**AIM**
Reproduce every line of the records below word for word, without changing anything.

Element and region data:
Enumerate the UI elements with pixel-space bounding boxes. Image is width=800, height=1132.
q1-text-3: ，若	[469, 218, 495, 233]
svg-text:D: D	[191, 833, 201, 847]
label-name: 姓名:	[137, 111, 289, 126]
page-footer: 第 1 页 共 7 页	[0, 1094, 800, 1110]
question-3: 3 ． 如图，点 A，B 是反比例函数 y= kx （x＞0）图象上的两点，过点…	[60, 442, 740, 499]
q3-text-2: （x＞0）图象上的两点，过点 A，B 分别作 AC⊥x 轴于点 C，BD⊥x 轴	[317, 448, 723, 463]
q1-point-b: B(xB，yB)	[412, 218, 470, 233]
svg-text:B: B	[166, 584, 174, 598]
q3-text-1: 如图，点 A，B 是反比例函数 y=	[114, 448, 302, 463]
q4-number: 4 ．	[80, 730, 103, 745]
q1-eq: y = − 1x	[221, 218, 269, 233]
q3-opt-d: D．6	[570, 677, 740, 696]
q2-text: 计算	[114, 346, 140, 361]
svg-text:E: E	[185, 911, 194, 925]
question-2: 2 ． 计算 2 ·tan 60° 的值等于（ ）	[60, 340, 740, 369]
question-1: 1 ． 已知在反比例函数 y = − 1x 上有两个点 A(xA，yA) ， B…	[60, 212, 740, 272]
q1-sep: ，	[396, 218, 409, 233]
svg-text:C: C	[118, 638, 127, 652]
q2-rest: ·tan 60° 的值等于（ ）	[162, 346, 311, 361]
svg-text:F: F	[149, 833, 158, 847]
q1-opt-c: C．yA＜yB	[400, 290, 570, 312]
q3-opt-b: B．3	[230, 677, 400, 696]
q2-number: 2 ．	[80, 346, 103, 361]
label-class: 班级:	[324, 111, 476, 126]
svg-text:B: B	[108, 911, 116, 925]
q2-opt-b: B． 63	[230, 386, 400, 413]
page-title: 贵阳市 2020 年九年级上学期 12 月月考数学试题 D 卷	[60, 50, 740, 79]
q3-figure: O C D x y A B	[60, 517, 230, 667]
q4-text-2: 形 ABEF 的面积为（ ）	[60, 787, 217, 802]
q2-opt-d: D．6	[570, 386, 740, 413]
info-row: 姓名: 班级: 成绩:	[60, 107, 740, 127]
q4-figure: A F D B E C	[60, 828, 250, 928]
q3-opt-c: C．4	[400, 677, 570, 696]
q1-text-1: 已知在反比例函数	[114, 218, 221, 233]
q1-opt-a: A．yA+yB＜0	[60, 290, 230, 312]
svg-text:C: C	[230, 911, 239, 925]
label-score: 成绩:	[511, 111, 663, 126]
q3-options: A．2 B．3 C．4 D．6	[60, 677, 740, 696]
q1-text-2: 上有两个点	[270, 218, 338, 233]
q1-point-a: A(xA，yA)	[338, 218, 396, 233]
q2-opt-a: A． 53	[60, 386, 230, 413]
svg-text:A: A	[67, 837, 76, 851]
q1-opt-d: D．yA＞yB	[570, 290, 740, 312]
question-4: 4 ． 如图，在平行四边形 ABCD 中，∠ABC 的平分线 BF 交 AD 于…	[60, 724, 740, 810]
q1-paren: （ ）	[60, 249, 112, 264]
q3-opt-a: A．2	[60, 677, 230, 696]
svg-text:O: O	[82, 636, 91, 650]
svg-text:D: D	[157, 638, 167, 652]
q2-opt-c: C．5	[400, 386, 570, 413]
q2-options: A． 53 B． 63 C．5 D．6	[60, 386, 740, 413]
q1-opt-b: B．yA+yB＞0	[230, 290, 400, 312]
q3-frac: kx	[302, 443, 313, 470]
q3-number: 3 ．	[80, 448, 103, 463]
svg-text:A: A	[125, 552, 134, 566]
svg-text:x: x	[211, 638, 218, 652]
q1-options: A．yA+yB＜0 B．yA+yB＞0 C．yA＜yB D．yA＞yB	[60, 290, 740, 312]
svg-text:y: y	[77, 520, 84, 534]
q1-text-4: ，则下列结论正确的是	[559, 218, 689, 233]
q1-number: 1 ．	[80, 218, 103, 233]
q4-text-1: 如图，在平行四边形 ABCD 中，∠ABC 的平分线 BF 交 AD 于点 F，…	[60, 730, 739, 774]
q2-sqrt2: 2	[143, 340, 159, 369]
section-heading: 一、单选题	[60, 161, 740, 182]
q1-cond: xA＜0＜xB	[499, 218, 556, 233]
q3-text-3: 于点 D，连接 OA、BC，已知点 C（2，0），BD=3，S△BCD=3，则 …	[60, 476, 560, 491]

**THE RESPONSE**
Enumerate the UI elements with pixel-space bounding boxes. Image is width=800, height=1132.
q1-text-3: ，若	[469, 218, 495, 233]
svg-text:D: D	[191, 833, 201, 847]
label-name: 姓名:	[137, 111, 289, 126]
page-footer: 第 1 页 共 7 页	[0, 1094, 800, 1110]
question-3: 3 ． 如图，点 A，B 是反比例函数 y= kx （x＞0）图象上的两点，过点…	[60, 442, 740, 499]
q3-text-2: （x＞0）图象上的两点，过点 A，B 分别作 AC⊥x 轴于点 C，BD⊥x 轴	[317, 448, 723, 463]
q1-point-b: B(xB，yB)	[412, 218, 470, 233]
svg-text:B: B	[166, 584, 174, 598]
q3-text-1: 如图，点 A，B 是反比例函数 y=	[114, 448, 302, 463]
q4-number: 4 ．	[80, 730, 103, 745]
q1-eq: y = − 1x	[221, 218, 269, 233]
q3-opt-d: D．6	[570, 677, 740, 696]
q2-text: 计算	[114, 346, 140, 361]
svg-text:E: E	[185, 911, 194, 925]
question-2: 2 ． 计算 2 ·tan 60° 的值等于（ ）	[60, 340, 740, 369]
question-1: 1 ． 已知在反比例函数 y = − 1x 上有两个点 A(xA，yA) ， B…	[60, 212, 740, 272]
q1-sep: ，	[396, 218, 409, 233]
svg-text:C: C	[118, 638, 127, 652]
q2-rest: ·tan 60° 的值等于（ ）	[162, 346, 311, 361]
svg-text:F: F	[149, 833, 158, 847]
q1-opt-c: C．yA＜yB	[400, 290, 570, 312]
q3-opt-b: B．3	[230, 677, 400, 696]
q2-number: 2 ．	[80, 346, 103, 361]
label-class: 班级:	[324, 111, 476, 126]
svg-text:B: B	[108, 911, 116, 925]
q2-opt-b: B． 63	[230, 386, 400, 413]
page-title: 贵阳市 2020 年九年级上学期 12 月月考数学试题 D 卷	[60, 50, 740, 79]
q3-figure: O C D x y A B	[60, 517, 230, 667]
q4-text-2: 形 ABEF 的面积为（ ）	[60, 787, 217, 802]
q2-opt-d: D．6	[570, 386, 740, 413]
info-row: 姓名: 班级: 成绩:	[60, 107, 740, 127]
q4-figure: A F D B E C	[60, 828, 250, 928]
q3-opt-c: C．4	[400, 677, 570, 696]
q1-text-1: 已知在反比例函数	[114, 218, 221, 233]
q1-opt-a: A．yA+yB＜0	[60, 290, 230, 312]
svg-text:C: C	[230, 911, 239, 925]
label-score: 成绩:	[511, 111, 663, 126]
q3-options: A．2 B．3 C．4 D．6	[60, 677, 740, 696]
q1-text-2: 上有两个点	[270, 218, 338, 233]
q1-point-a: A(xA，yA)	[338, 218, 396, 233]
q2-opt-a: A． 53	[60, 386, 230, 413]
svg-text:A: A	[67, 837, 76, 851]
q1-opt-d: D．yA＞yB	[570, 290, 740, 312]
question-4: 4 ． 如图，在平行四边形 ABCD 中，∠ABC 的平分线 BF 交 AD 于…	[60, 724, 740, 810]
q1-paren: （ ）	[60, 249, 112, 264]
q3-opt-a: A．2	[60, 677, 230, 696]
svg-text:O: O	[82, 636, 91, 650]
svg-text:D: D	[157, 638, 167, 652]
q2-opt-c: C．5	[400, 386, 570, 413]
q2-options: A． 53 B． 63 C．5 D．6	[60, 386, 740, 413]
q1-opt-b: B．yA+yB＞0	[230, 290, 400, 312]
q3-frac: kx	[302, 443, 313, 470]
q3-number: 3 ．	[80, 448, 103, 463]
svg-text:A: A	[125, 552, 134, 566]
svg-text:x: x	[211, 638, 218, 652]
q1-options: A．yA+yB＜0 B．yA+yB＞0 C．yA＜yB D．yA＞yB	[60, 290, 740, 312]
svg-text:y: y	[77, 520, 84, 534]
q1-text-4: ，则下列结论正确的是	[559, 218, 689, 233]
q1-number: 1 ．	[80, 218, 103, 233]
q4-text-1: 如图，在平行四边形 ABCD 中，∠ABC 的平分线 BF 交 AD 于点 F，…	[60, 730, 739, 774]
q2-sqrt2: 2	[143, 340, 159, 369]
section-heading: 一、单选题	[60, 161, 740, 182]
q1-cond: xA＜0＜xB	[499, 218, 556, 233]
q3-text-3: 于点 D，连接 OA、BC，已知点 C（2，0），BD=3，S△BCD=3，则 …	[60, 476, 560, 491]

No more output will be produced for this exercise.